Copy out the data below verbatim.

▸ Exercise materials
══════════

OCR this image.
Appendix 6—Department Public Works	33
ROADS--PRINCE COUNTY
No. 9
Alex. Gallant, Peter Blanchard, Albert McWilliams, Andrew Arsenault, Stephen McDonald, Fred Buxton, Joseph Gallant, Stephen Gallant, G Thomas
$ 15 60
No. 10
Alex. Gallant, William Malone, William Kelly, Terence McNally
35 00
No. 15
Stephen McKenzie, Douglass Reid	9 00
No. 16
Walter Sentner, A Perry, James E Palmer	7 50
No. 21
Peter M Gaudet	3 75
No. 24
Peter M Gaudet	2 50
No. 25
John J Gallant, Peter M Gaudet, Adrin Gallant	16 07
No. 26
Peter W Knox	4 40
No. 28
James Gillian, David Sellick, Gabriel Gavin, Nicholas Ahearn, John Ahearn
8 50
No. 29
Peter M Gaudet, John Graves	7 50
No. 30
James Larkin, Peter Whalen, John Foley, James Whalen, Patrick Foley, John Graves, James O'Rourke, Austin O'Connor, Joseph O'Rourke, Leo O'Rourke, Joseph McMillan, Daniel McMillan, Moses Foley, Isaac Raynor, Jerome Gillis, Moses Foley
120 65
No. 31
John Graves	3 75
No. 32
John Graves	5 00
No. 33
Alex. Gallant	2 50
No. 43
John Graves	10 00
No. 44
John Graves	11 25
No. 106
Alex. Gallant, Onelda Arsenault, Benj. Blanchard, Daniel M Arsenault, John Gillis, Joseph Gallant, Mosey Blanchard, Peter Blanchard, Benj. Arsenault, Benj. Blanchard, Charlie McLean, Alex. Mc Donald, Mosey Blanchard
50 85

══════════

▸ Output of the task
OCR this image.
Appendix 6—Department Public Works	33
ROADS--PRINCE COUNTY
No. 9
Alex. Gallant, Peter Blanchard, Albert McWilliams, Andrew Arsenault, Stephen McDonald, Fred Buxton, Joseph Gallant, Stephen Gallant, G Thomas
$ 15 60
No. 10
Alex. Gallant, William Malone, William Kelly, Terence McNally
35 00
No. 15
Stephen McKenzie, Douglass Reid	9 00
No. 16
Walter Sentner, A Perry, James E Palmer	7 50
No. 21
Peter M Gaudet	3 75
No. 24
Peter M Gaudet	2 50
No. 25
John J Gallant, Peter M Gaudet, Adrin Gallant	16 07
No. 26
Peter W Knox	4 40
No. 28
James Gillian, David Sellick, Gabriel Gavin, Nicholas Ahearn, John Ahearn
8 50
No. 29
Peter M Gaudet, John Graves	7 50
No. 30
James Larkin, Peter Whalen, John Foley, James Whalen, Patrick Foley, John Graves, James O'Rourke, Austin O'Connor, Joseph O'Rourke, Leo O'Rourke, Joseph McMillan, Daniel McMillan, Moses Foley, Isaac Raynor, Jerome Gillis, Moses Foley
120 65
No. 31
John Graves	3 75
No. 32
John Graves	5 00
No. 33
Alex. Gallant	2 50
No. 43
John Graves	10 00
No. 44
John Graves	11 25
No. 106
Alex. Gallant, Onelda Arsenault, Benj. Blanchard, Daniel M Arsenault, John Gillis, Joseph Gallant, Mosey Blanchard, Peter Blanchard, Benj. Arsenault, Benj. Blanchard, Charlie McLean, Alex. Mc Donald, Mosey Blanchard
50 85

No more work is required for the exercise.